**Tasks to perform:**
a - Rewrite the paragraph beginning "A 78-year-old female patient" from the passage on surgery for ossified SM as a concise bulleted list that keeps its main facts.
b - Write a continuation of the passage on surgery for ossified SM, starting after its last sentence.

**Passage shown:**
----

A 78-year-old female patient with an ossified SM at spinal level T3 underwent surgery in our institution (Figure 3). The TCR was 61%. Before surgery, she had sensory deficits with ataxia in the lower limbs and paraparesis (BMR 4/5; mMCS 3; Frankel scale D). Baseline neurophysiological recordings were made with median and PTN SSEP, and MEP recorded from APB, abductor digiti minimi, quadrices, TA, gastrocnemius and AH muscles on both sides (Figure 4A). During laminectomy, and persisting during dura opening, a loss of MEP occurred in the left quadriceps and in all the muscles of the right lower limb, with the exception of the AH. This was followed by a decrement of more than 50% in the amplitude of the ipsilateral PTN. Blood pressure was increased. After approximately 30 min, there was a partial recovery of the PTN (with a final decrement lower than 50% of amplitude) and all the MEP, which reappeared after higher stimulus intensity (Figure 4B,C). At FU, the patient’s neurological status had not changed from that immediately after surgery. At 11 months FU, she showed complete recovery of her preoperative sensory deficit but no change in her previous motor status.

4. Discussion

Our study demonstrated that surgery on SM in patients with poor neurological status before surgery led to an improvement. Microsurgical resection of SM is safe and effective with low complication and recurrence rates. IOM may be a useful adjunct, especially in challenging cases such as purely ossified or ventrolateral SM and could guide surgical strategies.

----

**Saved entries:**

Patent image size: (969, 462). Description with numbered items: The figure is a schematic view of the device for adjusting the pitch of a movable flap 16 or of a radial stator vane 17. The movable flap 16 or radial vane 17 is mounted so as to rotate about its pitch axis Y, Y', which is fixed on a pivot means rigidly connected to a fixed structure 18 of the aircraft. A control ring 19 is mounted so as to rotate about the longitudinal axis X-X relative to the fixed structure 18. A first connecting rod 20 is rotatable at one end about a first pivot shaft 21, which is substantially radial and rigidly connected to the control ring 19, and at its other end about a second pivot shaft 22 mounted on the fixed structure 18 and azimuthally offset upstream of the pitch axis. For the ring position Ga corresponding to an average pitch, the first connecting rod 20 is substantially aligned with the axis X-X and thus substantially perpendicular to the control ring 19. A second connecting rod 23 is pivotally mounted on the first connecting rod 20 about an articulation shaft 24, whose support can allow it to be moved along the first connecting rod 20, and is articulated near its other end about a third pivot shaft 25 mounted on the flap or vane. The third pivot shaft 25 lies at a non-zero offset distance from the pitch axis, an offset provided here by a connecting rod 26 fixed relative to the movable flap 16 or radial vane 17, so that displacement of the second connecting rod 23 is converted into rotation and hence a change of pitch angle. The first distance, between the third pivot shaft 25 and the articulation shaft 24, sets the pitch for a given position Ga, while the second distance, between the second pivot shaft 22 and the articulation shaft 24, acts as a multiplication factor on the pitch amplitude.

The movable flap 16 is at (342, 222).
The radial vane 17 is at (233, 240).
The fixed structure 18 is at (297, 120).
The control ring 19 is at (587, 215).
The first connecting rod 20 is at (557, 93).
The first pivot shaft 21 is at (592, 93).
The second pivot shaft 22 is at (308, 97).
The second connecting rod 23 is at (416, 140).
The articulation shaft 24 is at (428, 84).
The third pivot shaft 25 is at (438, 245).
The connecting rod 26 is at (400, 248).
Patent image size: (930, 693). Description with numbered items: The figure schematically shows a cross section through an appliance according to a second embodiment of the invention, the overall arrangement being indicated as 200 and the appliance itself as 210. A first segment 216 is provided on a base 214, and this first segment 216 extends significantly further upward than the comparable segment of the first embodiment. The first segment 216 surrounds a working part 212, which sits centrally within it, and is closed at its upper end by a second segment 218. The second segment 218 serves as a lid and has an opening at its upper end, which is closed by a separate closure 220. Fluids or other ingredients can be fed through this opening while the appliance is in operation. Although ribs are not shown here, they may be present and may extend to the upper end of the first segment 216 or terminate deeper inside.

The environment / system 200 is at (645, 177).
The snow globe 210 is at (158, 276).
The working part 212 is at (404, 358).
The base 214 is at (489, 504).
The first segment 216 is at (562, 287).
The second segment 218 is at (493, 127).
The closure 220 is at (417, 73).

----

**Results of the exercise:**
a -
- Patient: 78-year-old woman with an ossified SM at T3, operated on at the authors' institution; TCR 61%.
- Preoperative status: sensory deficits with lower-limb ataxia and paraparesis (BMR 4/5; mMCS 3; Frankel scale D).
- Baseline monitoring: median and PTN SSEP, plus MEP recorded bilaterally from six muscles, including APB and AH.
- Intraoperative event: during laminectomy and persisting through dura opening, MEP were lost in the left quadriceps and in all right lower-limb muscles except the AH. This was followed by a drop of more than 50% in ipsilateral PTN amplitude. Blood pressure was increased.
- Recovery: after about 30 min, the PTN partly recovered (final decrement under 50%), and all MEP reappeared with higher stimulus intensity.
- Outcome: at FU, neurological status was unchanged from immediately after surgery. At 11 months, the preoperative sensory deficit had fully recovered, with no change in motor status.

b -
Besides maximum safely achievable tumor resection, preservation of neurological function and recovery from preoperative neurological deficits are the main goals of microsurgery [3]. Extensive SM are challenging, particularly when lesions are located ventrally to the spinal cord. Predicting post-operative neurological outcome remains difficult, and both deterioration of symptoms in up to 21% of patients and severe perioperative surgical, cardiovascular, and thromboembolic complications have been reported. Due to the natural history of SM, surgery is often performed in geriatric patients who are often less healthy and have severe comorbidities. However, the introduction of modern neuroimaging and standard microneurosurgical techniques means that these tumors can now be removed safely with low morbidity and mortality [5]. Despite variations in tumor dimensions and degree of cord compression, most patients exhibit an excellent post-operative neurological outcome, regardless of older age [12]. This is in line with our findings: nearly two-thirds of our patients showed improvements in the mMCS of at least one level and only four patients developed new neurological motor deficits after surgery (including one delayed C5 palsy), from which two recovered during the FU period.
Several factors have been associated with a poor outcome, such as psammomatous-type meningioma and WHO grade 2 or higher, invasion of arachnoid or pia mater, Simpson grade resection II and III, ventral attachment, calcifications, dural tail and T2 cord signal changes, poor preoperative functional status, and sphincter involvement. In our study, we could not detect these as risk factors for poorer outcome, although we could not check for all of them [10,12,20].
The CSFL rate after surgical resection of spinal meningiomas does not differ from that associated with other intradural pathologies [36]. In our series, the CSFL rate was 4.7%, which is in line with previous studies [37,38,39]. However, most of our resections were Simpson grade II and there was no need for an additional duraplasty, which could lead to higher rates of post-operative CSFL. Since the recurrence rates in our cohort were quite low, with only 3.5% needing reoperation or radiation therapy, the surgical technique seems justified [40]. Our findings are in line with reported recurrence rates from 1 to 8% [5,7,19,20,41,42].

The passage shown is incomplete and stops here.